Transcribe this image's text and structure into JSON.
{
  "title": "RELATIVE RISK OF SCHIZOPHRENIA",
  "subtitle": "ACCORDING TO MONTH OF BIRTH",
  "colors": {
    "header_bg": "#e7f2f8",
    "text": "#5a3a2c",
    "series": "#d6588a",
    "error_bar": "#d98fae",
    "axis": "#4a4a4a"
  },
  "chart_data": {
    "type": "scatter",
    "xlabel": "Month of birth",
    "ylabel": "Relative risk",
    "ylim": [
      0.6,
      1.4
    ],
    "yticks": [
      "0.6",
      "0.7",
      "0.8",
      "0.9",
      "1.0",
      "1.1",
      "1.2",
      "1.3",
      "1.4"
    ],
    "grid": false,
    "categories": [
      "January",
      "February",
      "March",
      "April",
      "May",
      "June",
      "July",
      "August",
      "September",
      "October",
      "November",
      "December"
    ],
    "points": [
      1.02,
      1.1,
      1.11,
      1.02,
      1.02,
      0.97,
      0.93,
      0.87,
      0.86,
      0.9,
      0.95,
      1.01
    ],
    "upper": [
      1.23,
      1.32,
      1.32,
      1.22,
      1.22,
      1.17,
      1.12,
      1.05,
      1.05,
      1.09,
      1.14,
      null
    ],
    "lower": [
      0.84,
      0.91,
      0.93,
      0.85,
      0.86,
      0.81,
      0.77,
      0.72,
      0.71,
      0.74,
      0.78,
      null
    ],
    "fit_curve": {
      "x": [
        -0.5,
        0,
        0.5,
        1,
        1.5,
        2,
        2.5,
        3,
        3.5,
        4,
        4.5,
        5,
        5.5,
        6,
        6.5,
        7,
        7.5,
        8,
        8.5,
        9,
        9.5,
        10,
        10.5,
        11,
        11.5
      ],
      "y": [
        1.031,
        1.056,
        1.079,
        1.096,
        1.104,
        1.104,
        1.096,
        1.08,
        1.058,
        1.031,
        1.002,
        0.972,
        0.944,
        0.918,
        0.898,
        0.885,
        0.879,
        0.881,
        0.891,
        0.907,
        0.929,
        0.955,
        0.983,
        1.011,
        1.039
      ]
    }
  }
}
^^^^^^^^
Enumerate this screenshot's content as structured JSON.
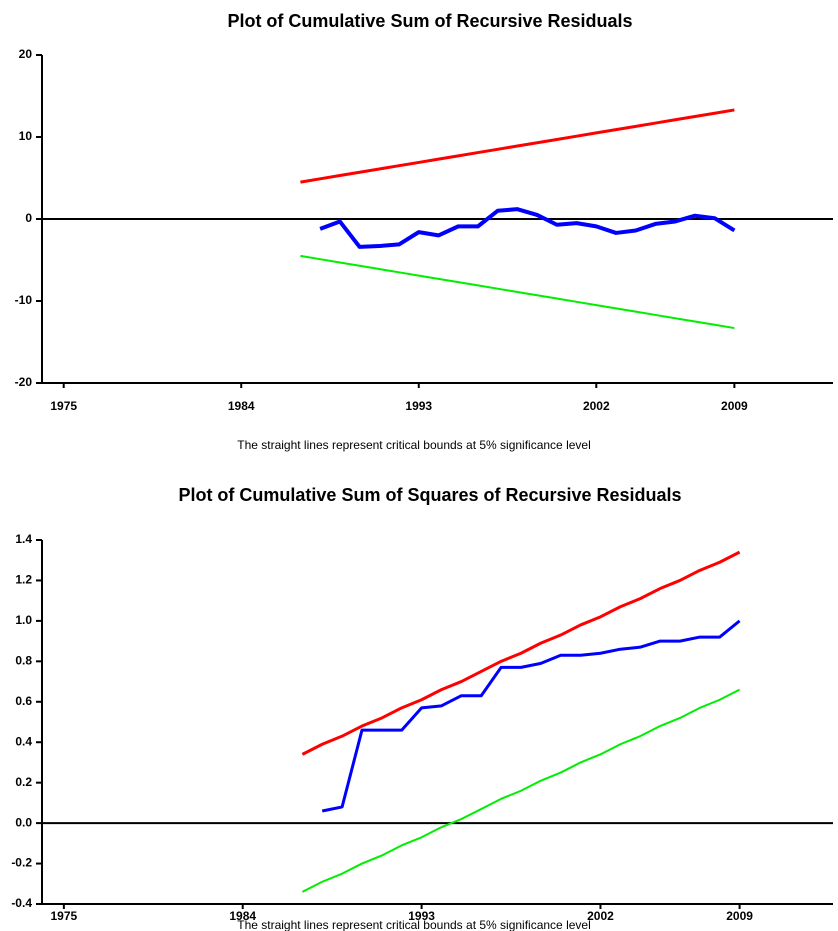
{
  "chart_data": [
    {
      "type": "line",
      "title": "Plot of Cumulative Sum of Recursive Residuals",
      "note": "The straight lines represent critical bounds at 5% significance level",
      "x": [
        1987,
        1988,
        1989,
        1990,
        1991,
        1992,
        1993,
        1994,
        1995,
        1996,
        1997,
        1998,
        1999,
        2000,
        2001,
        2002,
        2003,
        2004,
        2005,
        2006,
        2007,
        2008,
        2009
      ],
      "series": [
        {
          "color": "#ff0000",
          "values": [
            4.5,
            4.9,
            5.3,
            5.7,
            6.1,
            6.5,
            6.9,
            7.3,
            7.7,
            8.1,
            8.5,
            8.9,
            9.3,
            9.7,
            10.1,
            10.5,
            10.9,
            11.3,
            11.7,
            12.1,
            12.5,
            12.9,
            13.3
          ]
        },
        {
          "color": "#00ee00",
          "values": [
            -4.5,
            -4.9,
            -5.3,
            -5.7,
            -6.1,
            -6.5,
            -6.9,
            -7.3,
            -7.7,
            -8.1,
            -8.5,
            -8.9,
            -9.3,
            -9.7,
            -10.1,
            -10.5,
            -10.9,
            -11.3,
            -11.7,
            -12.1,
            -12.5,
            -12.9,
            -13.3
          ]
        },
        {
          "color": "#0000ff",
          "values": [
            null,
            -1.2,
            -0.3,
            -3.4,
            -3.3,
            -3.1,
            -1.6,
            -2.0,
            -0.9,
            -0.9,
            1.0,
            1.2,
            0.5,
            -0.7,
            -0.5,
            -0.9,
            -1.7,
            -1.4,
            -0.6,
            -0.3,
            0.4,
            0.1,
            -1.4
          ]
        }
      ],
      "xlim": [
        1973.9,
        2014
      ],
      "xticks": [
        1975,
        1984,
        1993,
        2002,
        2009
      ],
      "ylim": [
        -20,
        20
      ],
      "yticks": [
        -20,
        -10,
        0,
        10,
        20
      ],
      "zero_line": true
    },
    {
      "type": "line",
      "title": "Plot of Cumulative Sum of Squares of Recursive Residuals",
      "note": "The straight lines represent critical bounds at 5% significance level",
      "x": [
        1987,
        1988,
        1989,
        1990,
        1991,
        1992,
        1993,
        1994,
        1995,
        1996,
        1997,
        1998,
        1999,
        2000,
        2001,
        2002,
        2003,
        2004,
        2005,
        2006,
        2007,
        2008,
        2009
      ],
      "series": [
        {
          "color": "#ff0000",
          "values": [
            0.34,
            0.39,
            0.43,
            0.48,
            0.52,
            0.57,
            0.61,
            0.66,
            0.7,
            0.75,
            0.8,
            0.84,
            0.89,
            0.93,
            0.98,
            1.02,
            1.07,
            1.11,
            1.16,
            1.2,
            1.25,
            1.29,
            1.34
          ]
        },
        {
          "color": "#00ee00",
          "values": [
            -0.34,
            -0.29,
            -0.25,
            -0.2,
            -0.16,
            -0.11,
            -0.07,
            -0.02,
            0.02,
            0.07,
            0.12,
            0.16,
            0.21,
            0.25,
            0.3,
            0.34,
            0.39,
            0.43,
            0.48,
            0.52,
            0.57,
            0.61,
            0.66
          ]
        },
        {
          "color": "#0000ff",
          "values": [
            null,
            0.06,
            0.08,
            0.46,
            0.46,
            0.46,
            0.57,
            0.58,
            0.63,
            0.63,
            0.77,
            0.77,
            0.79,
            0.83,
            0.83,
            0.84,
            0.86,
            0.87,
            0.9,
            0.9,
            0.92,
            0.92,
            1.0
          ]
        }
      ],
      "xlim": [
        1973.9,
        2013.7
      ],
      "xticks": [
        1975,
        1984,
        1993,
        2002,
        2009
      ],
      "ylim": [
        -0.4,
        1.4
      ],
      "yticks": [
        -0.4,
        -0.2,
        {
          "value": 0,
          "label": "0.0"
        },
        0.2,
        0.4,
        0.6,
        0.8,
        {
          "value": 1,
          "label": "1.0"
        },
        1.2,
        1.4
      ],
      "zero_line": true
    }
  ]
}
^^^^^^^^
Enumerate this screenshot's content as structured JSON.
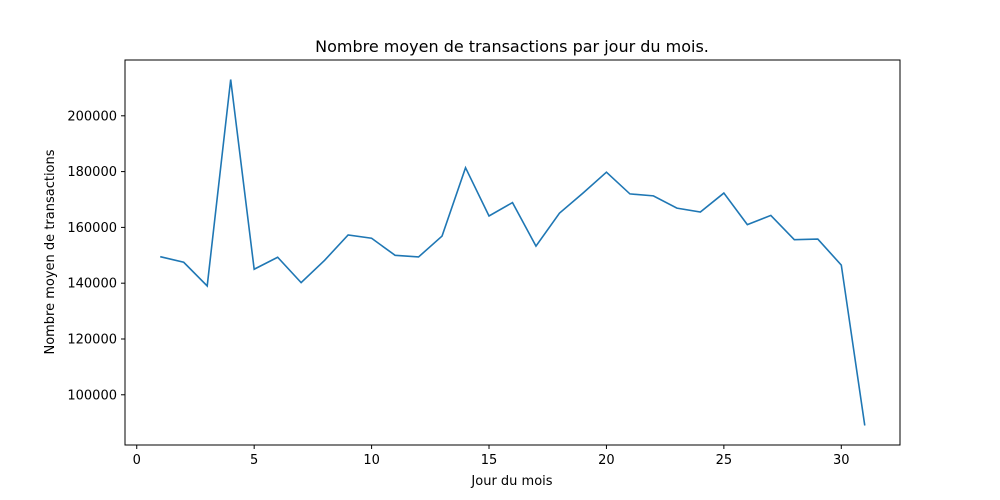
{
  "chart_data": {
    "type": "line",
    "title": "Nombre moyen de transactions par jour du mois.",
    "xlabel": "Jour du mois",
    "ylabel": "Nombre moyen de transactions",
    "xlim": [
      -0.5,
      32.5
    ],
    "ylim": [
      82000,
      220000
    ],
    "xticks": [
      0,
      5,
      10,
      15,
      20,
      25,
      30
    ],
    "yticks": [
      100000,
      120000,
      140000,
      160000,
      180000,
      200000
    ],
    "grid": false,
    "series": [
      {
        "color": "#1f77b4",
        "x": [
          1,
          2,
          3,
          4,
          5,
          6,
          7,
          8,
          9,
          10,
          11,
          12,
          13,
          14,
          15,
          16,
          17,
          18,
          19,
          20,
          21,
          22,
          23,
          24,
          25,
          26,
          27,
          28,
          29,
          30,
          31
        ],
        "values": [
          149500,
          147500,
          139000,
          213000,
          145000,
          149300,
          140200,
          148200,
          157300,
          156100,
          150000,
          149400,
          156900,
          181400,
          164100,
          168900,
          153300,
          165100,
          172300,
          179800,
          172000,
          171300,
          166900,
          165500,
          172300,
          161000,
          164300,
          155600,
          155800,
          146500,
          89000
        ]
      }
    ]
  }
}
^^^^^^^^
— Goal —
Return every line from the records above that holds the word "type".

— Exercise answer —
    "type": "scatter",
      "type": "line",
      "type": "line",
    "type": "line",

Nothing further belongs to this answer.